> [SET TASK] Each entry needs to be restated exactly as written.

[Items listed in a dataset]
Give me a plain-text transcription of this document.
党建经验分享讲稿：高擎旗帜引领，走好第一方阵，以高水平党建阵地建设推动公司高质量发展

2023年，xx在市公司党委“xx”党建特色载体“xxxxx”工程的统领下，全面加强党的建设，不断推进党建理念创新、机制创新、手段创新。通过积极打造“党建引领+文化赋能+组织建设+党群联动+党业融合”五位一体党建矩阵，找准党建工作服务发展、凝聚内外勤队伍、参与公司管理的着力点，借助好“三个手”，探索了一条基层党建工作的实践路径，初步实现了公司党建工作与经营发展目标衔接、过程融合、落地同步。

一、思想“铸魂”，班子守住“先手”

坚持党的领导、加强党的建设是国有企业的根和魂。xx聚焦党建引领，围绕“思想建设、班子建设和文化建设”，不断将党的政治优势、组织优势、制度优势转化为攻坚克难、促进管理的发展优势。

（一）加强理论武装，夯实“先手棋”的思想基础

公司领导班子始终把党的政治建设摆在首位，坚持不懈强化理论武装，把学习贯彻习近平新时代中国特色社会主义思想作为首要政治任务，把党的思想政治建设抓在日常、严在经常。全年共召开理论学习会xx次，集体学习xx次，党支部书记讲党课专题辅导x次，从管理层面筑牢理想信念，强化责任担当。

> [EXERCISE RESULT]
Give me a plain-text transcription of this document.
党建经验分享讲稿：高擎旗帜引领，走好第一方阵，以高水平党建阵地建设推动公司高质量发展

2023年，xx在市公司党委“xx”党建特色载体“xxxxx”工程的统领下，全面加强党的建设，不断推进党建理念创新、机制创新、手段创新。通过积极打造“党建引领+文化赋能+组织建设+党群联动+党业融合”五位一体党建矩阵，找准党建工作服务发展、凝聚内外勤队伍、参与公司管理的着力点，借助好“三个手”，探索了一条基层党建工作的实践路径，初步实现了公司党建工作与经营发展目标衔接、过程融合、落地同步。

一、思想“铸魂”，班子守住“先手”

坚持党的领导、加强党的建设是国有企业的根和魂。xx聚焦党建引领，围绕“思想建设、班子建设和文化建设”，不断将党的政治优势、组织优势、制度优势转化为攻坚克难、促进管理的发展优势。

（一）加强理论武装，夯实“先手棋”的思想基础

公司领导班子始终把党的政治建设摆在首位，坚持不懈强化理论武装，把学习贯彻习近平新时代中国特色社会主义思想作为首要政治任务，把党的思想政治建设抓在日常、严在经常。全年共召开理论学习会xx次，集体学习xx次，党支部书记讲党课专题辅导x次，从管理层面筑牢理想信念，强化责任担当。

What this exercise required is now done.